_What the task requires_:
Lines that contain the string "Expérience" are to be copied; leave out all others.

_Rows_:
□ □ □ □ □ □ □

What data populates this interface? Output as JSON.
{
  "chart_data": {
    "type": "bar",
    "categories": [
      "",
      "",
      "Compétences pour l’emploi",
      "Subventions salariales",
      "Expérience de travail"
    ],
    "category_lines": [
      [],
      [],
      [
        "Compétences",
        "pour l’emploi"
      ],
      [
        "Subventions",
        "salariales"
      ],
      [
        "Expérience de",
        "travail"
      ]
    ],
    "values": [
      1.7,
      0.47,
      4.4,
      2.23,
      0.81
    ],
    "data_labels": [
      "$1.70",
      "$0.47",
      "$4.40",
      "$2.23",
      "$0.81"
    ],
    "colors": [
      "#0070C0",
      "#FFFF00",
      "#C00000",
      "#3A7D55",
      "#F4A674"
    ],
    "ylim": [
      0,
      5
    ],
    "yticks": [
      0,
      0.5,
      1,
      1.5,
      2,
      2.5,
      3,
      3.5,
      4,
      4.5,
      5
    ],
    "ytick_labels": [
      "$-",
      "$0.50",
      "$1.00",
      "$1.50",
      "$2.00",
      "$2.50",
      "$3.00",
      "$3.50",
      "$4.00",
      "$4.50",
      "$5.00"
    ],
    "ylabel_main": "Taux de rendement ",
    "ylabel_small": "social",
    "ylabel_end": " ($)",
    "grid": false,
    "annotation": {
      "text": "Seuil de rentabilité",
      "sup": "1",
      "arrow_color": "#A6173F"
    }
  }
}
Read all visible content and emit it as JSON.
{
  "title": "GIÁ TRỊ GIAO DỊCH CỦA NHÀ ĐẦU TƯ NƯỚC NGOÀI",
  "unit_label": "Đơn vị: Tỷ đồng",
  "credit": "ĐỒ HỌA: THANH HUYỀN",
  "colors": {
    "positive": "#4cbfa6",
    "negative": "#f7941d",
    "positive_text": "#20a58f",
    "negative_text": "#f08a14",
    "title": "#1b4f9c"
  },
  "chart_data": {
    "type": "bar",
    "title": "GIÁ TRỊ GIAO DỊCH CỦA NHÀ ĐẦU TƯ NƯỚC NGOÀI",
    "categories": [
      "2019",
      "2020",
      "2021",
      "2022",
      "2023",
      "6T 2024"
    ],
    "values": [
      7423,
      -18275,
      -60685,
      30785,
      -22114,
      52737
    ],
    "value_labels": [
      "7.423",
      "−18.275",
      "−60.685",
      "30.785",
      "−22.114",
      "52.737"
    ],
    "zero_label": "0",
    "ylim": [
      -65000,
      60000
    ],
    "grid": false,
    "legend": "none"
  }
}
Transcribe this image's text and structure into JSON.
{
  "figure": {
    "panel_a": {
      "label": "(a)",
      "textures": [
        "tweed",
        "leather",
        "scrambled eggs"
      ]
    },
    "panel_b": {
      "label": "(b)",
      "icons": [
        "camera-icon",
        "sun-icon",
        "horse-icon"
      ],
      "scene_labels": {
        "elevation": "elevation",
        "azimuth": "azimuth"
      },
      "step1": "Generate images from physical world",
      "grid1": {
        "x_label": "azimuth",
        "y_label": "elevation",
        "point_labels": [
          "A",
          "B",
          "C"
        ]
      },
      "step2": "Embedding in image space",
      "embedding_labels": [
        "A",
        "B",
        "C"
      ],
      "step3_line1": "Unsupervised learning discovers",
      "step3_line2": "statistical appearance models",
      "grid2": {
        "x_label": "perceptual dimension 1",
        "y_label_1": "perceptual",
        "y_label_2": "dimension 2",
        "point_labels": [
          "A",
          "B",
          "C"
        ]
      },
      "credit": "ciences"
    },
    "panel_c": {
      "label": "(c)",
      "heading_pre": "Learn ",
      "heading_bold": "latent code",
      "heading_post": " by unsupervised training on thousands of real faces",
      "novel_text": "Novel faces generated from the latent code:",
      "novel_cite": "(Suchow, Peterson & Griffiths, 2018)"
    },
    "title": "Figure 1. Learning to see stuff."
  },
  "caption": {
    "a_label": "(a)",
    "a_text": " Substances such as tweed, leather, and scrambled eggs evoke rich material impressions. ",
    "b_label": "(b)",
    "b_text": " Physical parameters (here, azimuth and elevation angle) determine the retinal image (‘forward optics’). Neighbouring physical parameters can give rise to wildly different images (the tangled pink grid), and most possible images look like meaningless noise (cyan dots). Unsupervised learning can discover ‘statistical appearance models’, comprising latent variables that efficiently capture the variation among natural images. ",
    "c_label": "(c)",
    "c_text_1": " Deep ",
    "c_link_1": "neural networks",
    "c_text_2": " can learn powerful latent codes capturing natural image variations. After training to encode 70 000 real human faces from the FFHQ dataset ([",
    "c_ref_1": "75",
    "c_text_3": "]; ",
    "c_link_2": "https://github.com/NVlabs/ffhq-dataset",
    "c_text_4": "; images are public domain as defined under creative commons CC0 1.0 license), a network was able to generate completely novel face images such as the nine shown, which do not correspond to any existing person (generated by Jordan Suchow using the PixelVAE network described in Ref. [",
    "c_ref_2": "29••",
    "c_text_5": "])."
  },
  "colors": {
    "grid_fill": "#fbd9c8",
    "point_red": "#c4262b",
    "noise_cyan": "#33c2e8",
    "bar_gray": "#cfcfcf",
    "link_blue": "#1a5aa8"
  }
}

□ □ □ □ □ □ □

_Answer to the problem_:
      "Expérience de travail"
        "Expérience de",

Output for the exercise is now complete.